### Exercise task
Give the listing below again in full, exactly as written.

### Data provided
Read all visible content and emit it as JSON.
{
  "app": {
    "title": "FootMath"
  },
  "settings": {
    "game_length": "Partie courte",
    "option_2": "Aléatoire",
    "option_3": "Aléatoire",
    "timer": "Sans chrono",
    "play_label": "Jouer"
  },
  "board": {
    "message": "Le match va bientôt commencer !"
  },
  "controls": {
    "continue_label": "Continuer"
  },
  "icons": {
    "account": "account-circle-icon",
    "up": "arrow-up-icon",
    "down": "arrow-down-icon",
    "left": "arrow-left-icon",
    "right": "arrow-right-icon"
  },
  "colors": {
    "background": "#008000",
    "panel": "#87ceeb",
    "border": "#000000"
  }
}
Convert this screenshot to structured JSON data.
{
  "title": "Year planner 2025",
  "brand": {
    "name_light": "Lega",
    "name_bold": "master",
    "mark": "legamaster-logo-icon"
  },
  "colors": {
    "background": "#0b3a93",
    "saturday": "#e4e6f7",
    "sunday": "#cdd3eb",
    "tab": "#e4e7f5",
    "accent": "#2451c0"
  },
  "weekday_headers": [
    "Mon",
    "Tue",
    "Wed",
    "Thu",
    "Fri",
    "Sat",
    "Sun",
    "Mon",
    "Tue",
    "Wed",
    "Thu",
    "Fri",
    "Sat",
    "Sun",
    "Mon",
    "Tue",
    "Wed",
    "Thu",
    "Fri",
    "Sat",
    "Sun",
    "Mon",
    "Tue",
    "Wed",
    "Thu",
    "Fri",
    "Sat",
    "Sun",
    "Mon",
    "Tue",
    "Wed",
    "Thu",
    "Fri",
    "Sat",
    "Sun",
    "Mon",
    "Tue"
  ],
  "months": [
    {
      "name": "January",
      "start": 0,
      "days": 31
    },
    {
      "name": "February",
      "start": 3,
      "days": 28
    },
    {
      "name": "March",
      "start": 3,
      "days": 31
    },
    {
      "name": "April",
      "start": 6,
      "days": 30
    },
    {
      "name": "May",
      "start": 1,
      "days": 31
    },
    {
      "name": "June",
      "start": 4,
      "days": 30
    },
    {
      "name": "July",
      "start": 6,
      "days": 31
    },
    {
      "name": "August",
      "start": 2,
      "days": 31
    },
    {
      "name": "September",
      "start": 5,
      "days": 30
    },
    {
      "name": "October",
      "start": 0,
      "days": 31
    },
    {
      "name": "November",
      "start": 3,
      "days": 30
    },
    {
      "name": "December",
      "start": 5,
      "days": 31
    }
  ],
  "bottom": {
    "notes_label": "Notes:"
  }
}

### Reply
Read all visible content and emit it as JSON.
{
  "app": {
    "title": "FootMath"
  },
  "settings": {
    "game_length": "Partie courte",
    "option_2": "Aléatoire",
    "option_3": "Aléatoire",
    "timer": "Sans chrono",
    "play_label": "Jouer"
  },
  "board": {
    "message": "Le match va bientôt commencer !"
  },
  "controls": {
    "continue_label": "Continuer"
  },
  "icons": {
    "account": "account-circle-icon",
    "up": "arrow-up-icon",
    "down": "arrow-down-icon",
    "left": "arrow-left-icon",
    "right": "arrow-right-icon"
  },
  "colors": {
    "background": "#008000",
    "panel": "#87ceeb",
    "border": "#000000"
  }
}
Convert this screenshot to structured JSON data.
{
  "title": "Year planner 2025",
  "brand": {
    "name_light": "Lega",
    "name_bold": "master",
    "mark": "legamaster-logo-icon"
  },
  "colors": {
    "background": "#0b3a93",
    "saturday": "#e4e6f7",
    "sunday": "#cdd3eb",
    "tab": "#e4e7f5",
    "accent": "#2451c0"
  },
  "weekday_headers": [
    "Mon",
    "Tue",
    "Wed",
    "Thu",
    "Fri",
    "Sat",
    "Sun",
    "Mon",
    "Tue",
    "Wed",
    "Thu",
    "Fri",
    "Sat",
    "Sun",
    "Mon",
    "Tue",
    "Wed",
    "Thu",
    "Fri",
    "Sat",
    "Sun",
    "Mon",
    "Tue",
    "Wed",
    "Thu",
    "Fri",
    "Sat",
    "Sun",
    "Mon",
    "Tue",
    "Wed",
    "Thu",
    "Fri",
    "Sat",
    "Sun",
    "Mon",
    "Tue"
  ],
  "months": [
    {
      "name": "January",
      "start": 0,
      "days": 31
    },
    {
      "name": "February",
      "start": 3,
      "days": 28
    },
    {
      "name": "March",
      "start": 3,
      "days": 31
    },
    {
      "name": "April",
      "start": 6,
      "days": 30
    },
    {
      "name": "May",
      "start": 1,
      "days": 31
    },
    {
      "name": "June",
      "start": 4,
      "days": 30
    },
    {
      "name": "July",
      "start": 6,
      "days": 31
    },
    {
      "name": "August",
      "start": 2,
      "days": 31
    },
    {
      "name": "September",
      "start": 5,
      "days": 30
    },
    {
      "name": "October",
      "start": 0,
      "days": 31
    },
    {
      "name": "November",
      "start": 3,
      "days": 30
    },
    {
      "name": "December",
      "start": 5,
      "days": 31
    }
  ],
  "bottom": {
    "notes_label": "Notes:"
  }
}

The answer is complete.